> Extracted data entries
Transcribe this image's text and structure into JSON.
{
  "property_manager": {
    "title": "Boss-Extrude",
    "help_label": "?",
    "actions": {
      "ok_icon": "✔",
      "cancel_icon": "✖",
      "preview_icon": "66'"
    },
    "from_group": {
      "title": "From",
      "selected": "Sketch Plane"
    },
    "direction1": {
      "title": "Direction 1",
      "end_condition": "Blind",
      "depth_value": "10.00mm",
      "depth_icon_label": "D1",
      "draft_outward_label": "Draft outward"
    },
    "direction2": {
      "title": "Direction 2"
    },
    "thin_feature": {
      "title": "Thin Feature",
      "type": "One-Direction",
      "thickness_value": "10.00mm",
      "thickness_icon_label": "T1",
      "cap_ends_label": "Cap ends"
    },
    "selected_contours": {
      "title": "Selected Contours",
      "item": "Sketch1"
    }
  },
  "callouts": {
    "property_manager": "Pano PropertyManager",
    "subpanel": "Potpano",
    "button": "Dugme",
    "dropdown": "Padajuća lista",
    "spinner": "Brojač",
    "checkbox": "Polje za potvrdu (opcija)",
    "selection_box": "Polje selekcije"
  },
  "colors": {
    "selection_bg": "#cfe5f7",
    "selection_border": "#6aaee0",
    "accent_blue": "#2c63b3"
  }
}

> YOUR GOAL
From the entries above, pull out each line that includes "Polje".

> RESULT OF THIS TASK
    "checkbox": "Polje za potvrdu (opcija)",
    "selection_box": "Polje selekcije"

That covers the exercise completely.